§ **WHAT TO PRODUCE**:
Each line of the listing that contains the word "this" is to be copied.

§ **Collection entries**:
==================================================

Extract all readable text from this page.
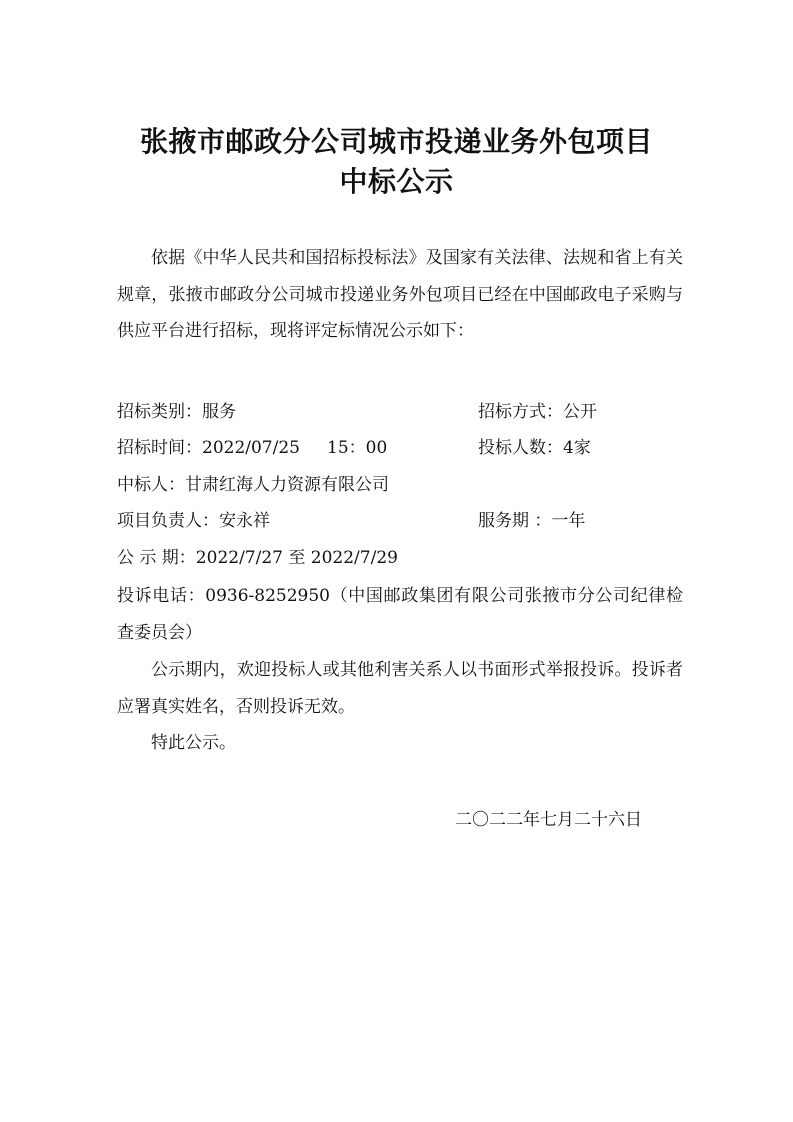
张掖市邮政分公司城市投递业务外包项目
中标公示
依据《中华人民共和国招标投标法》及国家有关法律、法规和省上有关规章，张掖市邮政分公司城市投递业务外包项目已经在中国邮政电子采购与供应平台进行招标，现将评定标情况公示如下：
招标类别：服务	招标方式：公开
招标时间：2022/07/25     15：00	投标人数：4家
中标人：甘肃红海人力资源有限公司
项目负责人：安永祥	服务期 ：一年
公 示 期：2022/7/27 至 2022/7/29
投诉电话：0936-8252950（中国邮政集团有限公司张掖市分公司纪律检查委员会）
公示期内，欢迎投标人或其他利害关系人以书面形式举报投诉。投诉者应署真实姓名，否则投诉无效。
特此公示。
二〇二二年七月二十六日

==================================================

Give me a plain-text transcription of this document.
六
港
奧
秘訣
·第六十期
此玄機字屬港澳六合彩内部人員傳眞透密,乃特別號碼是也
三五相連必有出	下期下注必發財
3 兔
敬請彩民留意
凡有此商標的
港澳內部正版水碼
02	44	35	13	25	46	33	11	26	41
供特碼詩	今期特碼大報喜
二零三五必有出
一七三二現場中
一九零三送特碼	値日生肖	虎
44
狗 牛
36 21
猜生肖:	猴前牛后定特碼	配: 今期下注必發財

==================================================

§ **ANSWER TO THE TASK**:
Extract all readable text from this page.
Give me a plain-text transcription of this document.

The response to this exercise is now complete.